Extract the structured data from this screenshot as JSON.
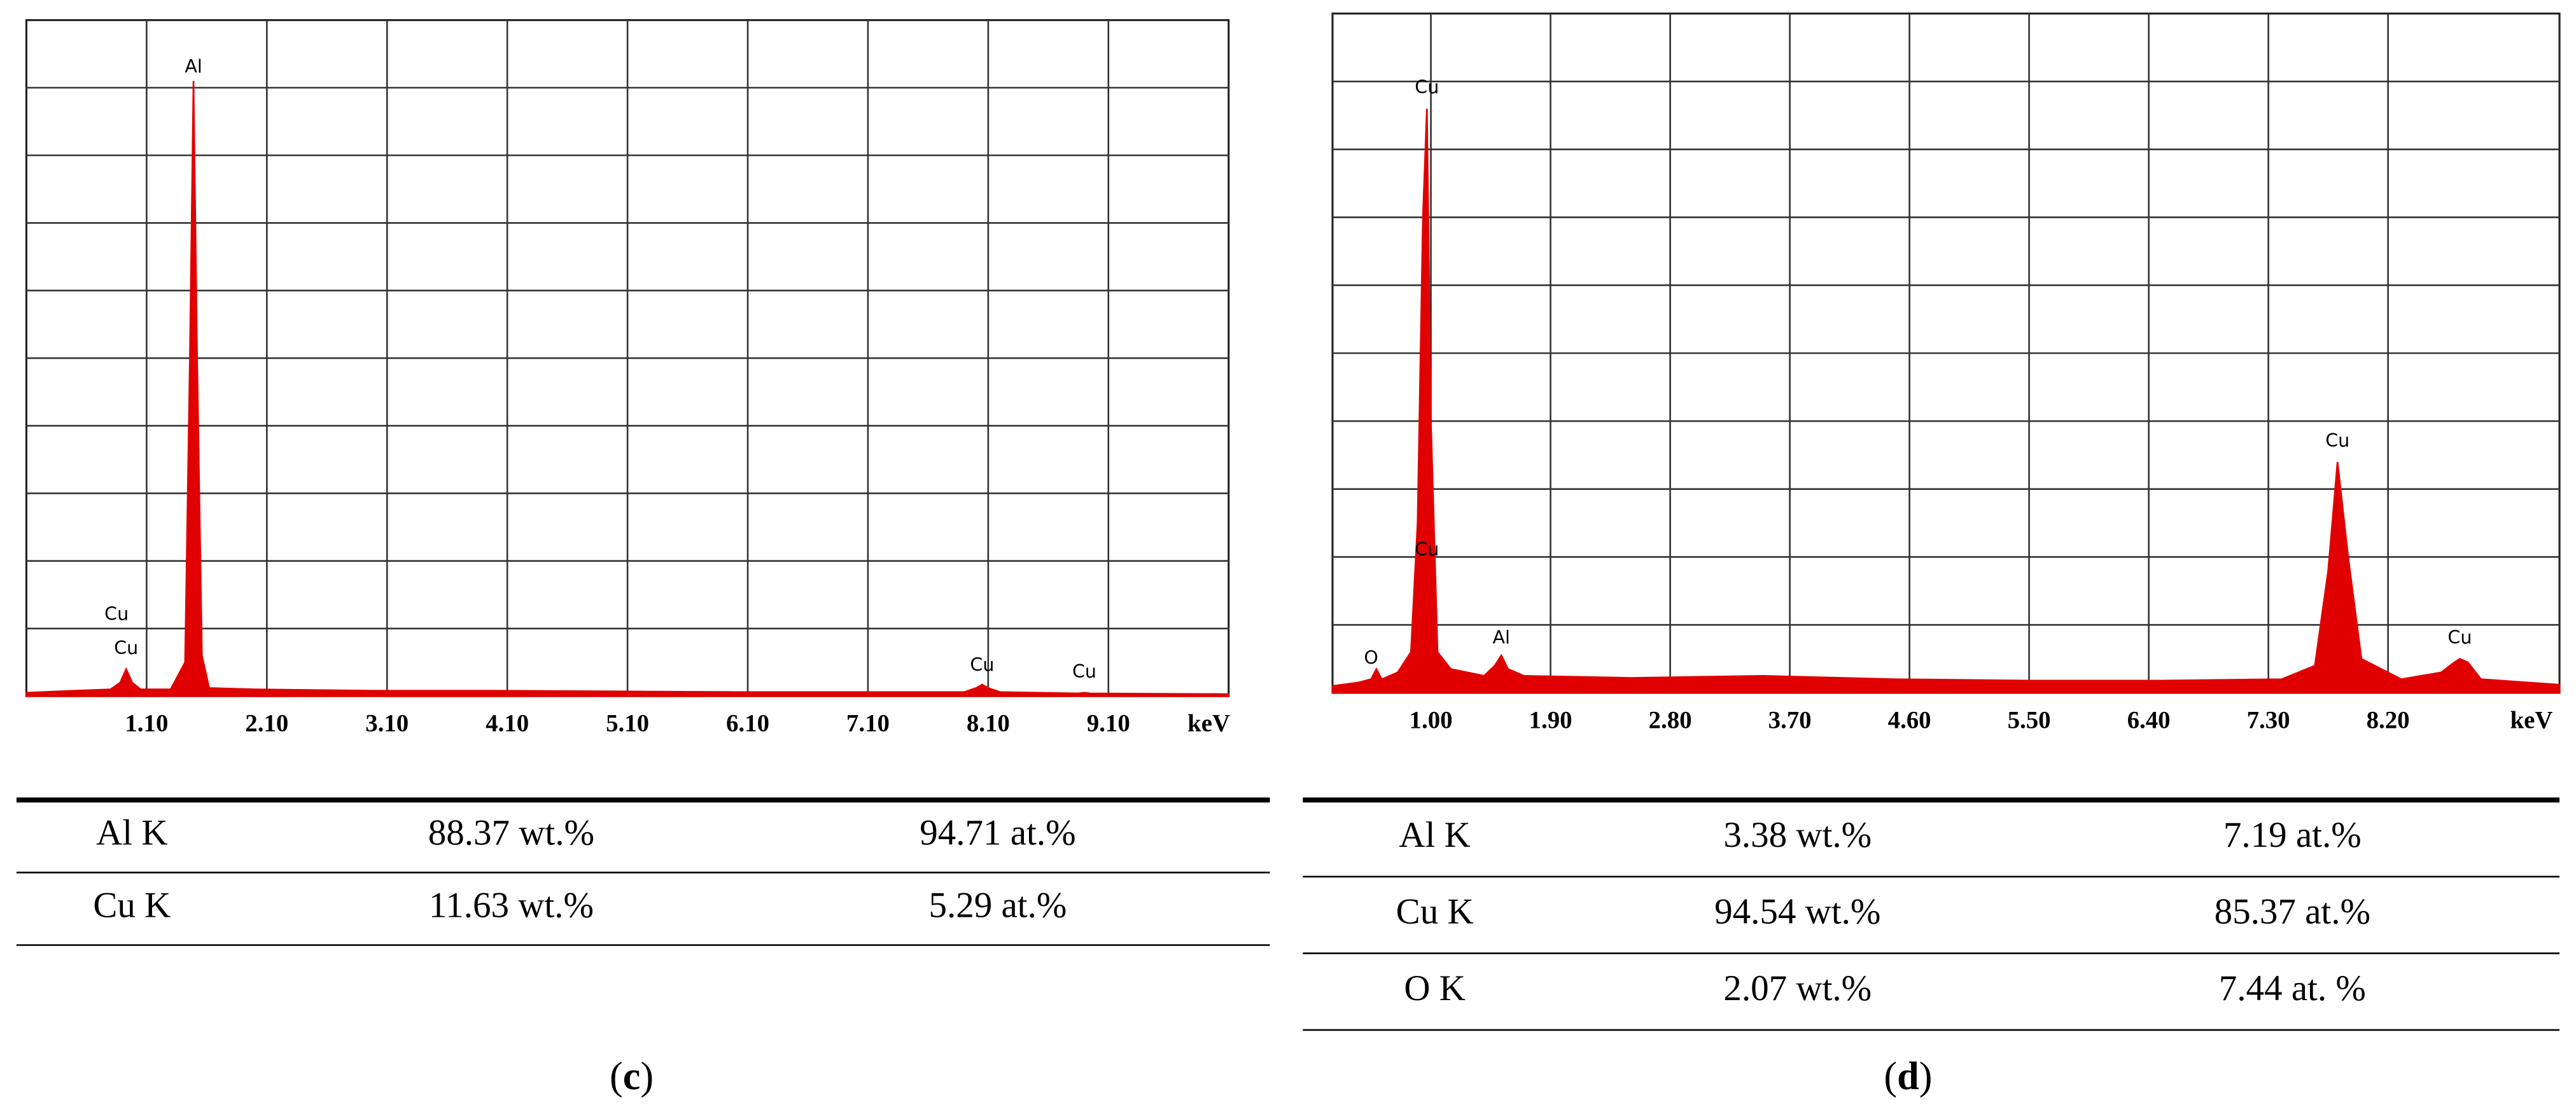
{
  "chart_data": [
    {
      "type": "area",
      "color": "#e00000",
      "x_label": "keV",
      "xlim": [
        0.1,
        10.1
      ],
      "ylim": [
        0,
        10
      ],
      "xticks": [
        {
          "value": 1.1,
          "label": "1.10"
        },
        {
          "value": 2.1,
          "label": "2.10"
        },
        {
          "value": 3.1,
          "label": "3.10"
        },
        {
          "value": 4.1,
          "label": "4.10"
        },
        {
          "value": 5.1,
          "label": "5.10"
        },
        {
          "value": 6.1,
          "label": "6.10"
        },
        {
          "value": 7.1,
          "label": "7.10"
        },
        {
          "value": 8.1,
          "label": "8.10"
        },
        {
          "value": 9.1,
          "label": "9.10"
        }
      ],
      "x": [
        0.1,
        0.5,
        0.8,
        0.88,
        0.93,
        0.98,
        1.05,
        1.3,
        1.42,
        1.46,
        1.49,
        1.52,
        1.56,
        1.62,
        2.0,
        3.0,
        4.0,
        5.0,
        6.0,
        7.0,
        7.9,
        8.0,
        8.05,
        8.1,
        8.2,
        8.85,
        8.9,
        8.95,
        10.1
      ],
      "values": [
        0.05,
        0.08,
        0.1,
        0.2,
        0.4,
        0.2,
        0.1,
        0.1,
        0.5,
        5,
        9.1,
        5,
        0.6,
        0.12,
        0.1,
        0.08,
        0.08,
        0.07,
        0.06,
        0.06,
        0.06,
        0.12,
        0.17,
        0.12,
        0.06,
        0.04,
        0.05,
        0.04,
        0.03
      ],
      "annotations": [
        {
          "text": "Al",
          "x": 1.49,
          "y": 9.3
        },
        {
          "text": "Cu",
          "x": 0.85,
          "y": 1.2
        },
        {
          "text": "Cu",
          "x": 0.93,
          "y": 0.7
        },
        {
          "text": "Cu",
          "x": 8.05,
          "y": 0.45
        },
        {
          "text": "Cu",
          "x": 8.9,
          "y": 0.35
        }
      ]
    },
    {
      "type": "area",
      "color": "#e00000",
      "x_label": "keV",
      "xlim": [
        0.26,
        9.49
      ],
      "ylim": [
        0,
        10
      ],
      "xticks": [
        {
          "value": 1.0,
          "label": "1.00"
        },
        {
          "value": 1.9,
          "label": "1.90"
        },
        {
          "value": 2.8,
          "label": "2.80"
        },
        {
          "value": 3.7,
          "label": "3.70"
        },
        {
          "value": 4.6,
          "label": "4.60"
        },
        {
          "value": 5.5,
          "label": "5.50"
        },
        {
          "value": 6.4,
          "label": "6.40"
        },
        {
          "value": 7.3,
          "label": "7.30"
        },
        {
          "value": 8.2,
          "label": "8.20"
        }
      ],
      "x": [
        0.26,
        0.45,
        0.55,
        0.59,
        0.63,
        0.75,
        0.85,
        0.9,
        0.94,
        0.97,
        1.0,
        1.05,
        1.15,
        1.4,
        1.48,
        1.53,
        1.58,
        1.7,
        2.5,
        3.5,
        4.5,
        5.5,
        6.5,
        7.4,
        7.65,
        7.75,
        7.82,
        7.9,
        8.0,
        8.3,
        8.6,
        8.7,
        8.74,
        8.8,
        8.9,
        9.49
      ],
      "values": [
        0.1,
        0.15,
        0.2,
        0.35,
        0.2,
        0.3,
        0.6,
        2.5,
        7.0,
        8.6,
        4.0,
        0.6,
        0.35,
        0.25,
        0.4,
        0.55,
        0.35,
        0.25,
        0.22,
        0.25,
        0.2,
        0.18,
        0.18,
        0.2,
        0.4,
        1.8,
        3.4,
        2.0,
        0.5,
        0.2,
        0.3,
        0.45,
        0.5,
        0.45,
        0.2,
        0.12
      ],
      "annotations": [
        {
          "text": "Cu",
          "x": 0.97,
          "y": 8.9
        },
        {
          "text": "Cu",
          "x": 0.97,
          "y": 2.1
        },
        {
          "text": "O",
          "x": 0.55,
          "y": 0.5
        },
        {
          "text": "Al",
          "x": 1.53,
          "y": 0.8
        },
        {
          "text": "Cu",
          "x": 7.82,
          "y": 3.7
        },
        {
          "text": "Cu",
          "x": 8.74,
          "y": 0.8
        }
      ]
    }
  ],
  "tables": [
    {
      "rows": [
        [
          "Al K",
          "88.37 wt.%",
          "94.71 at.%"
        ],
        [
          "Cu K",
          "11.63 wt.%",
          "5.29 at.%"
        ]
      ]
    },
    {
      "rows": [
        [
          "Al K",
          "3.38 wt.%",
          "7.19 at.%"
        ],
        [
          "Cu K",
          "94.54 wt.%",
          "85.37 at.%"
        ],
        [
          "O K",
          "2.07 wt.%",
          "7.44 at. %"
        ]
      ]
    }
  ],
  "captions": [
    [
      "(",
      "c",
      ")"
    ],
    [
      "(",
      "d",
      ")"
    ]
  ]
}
====
__EXERCISE AIM__. Every line of the material is to be quoted exactly, with no pictures carried over.

__ANSWER IN FULL__.
Extract the structured data from this screenshot as JSON.
{
  "chart_data": [
    {
      "type": "area",
      "color": "#e00000",
      "x_label": "keV",
      "xlim": [
        0.1,
        10.1
      ],
      "ylim": [
        0,
        10
      ],
      "xticks": [
        {
          "value": 1.1,
          "label": "1.10"
        },
        {
          "value": 2.1,
          "label": "2.10"
        },
        {
          "value": 3.1,
          "label": "3.10"
        },
        {
          "value": 4.1,
          "label": "4.10"
        },
        {
          "value": 5.1,
          "label": "5.10"
        },
        {
          "value": 6.1,
          "label": "6.10"
        },
        {
          "value": 7.1,
          "label": "7.10"
        },
        {
          "value": 8.1,
          "label": "8.10"
        },
        {
          "value": 9.1,
          "label": "9.10"
        }
      ],
      "x": [
        0.1,
        0.5,
        0.8,
        0.88,
        0.93,
        0.98,
        1.05,
        1.3,
        1.42,
        1.46,
        1.49,
        1.52,
        1.56,
        1.62,
        2.0,
        3.0,
        4.0,
        5.0,
        6.0,
        7.0,
        7.9,
        8.0,
        8.05,
        8.1,
        8.2,
        8.85,
        8.9,
        8.95,
        10.1
      ],
      "values": [
        0.05,
        0.08,
        0.1,
        0.2,
        0.4,
        0.2,
        0.1,
        0.1,
        0.5,
        5,
        9.1,
        5,
        0.6,
        0.12,
        0.1,
        0.08,
        0.08,
        0.07,
        0.06,
        0.06,
        0.06,
        0.12,
        0.17,
        0.12,
        0.06,
        0.04,
        0.05,
        0.04,
        0.03
      ],
      "annotations": [
        {
          "text": "Al",
          "x": 1.49,
          "y": 9.3
        },
        {
          "text": "Cu",
          "x": 0.85,
          "y": 1.2
        },
        {
          "text": "Cu",
          "x": 0.93,
          "y": 0.7
        },
        {
          "text": "Cu",
          "x": 8.05,
          "y": 0.45
        },
        {
          "text": "Cu",
          "x": 8.9,
          "y": 0.35
        }
      ]
    },
    {
      "type": "area",
      "color": "#e00000",
      "x_label": "keV",
      "xlim": [
        0.26,
        9.49
      ],
      "ylim": [
        0,
        10
      ],
      "xticks": [
        {
          "value": 1.0,
          "label": "1.00"
        },
        {
          "value": 1.9,
          "label": "1.90"
        },
        {
          "value": 2.8,
          "label": "2.80"
        },
        {
          "value": 3.7,
          "label": "3.70"
        },
        {
          "value": 4.6,
          "label": "4.60"
        },
        {
          "value": 5.5,
          "label": "5.50"
        },
        {
          "value": 6.4,
          "label": "6.40"
        },
        {
          "value": 7.3,
          "label": "7.30"
        },
        {
          "value": 8.2,
          "label": "8.20"
        }
      ],
      "x": [
        0.26,
        0.45,
        0.55,
        0.59,
        0.63,
        0.75,
        0.85,
        0.9,
        0.94,
        0.97,
        1.0,
        1.05,
        1.15,
        1.4,
        1.48,
        1.53,
        1.58,
        1.7,
        2.5,
        3.5,
        4.5,
        5.5,
        6.5,
        7.4,
        7.65,
        7.75,
        7.82,
        7.9,
        8.0,
        8.3,
        8.6,
        8.7,
        8.74,
        8.8,
        8.9,
        9.49
      ],
      "values": [
        0.1,
        0.15,
        0.2,
        0.35,
        0.2,
        0.3,
        0.6,
        2.5,
        7.0,
        8.6,
        4.0,
        0.6,
        0.35,
        0.25,
        0.4,
        0.55,
        0.35,
        0.25,
        0.22,
        0.25,
        0.2,
        0.18,
        0.18,
        0.2,
        0.4,
        1.8,
        3.4,
        2.0,
        0.5,
        0.2,
        0.3,
        0.45,
        0.5,
        0.45,
        0.2,
        0.12
      ],
      "annotations": [
        {
          "text": "Cu",
          "x": 0.97,
          "y": 8.9
        },
        {
          "text": "Cu",
          "x": 0.97,
          "y": 2.1
        },
        {
          "text": "O",
          "x": 0.55,
          "y": 0.5
        },
        {
          "text": "Al",
          "x": 1.53,
          "y": 0.8
        },
        {
          "text": "Cu",
          "x": 7.82,
          "y": 3.7
        },
        {
          "text": "Cu",
          "x": 8.74,
          "y": 0.8
        }
      ]
    }
  ],
  "tables": [
    {
      "rows": [
        [
          "Al K",
          "88.37 wt.%",
          "94.71 at.%"
        ],
        [
          "Cu K",
          "11.63 wt.%",
          "5.29 at.%"
        ]
      ]
    },
    {
      "rows": [
        [
          "Al K",
          "3.38 wt.%",
          "7.19 at.%"
        ],
        [
          "Cu K",
          "94.54 wt.%",
          "85.37 at.%"
        ],
        [
          "O K",
          "2.07 wt.%",
          "7.44 at. %"
        ]
      ]
    }
  ],
  "captions": [
    [
      "(",
      "c",
      ")"
    ],
    [
      "(",
      "d",
      ")"
    ]
  ]
}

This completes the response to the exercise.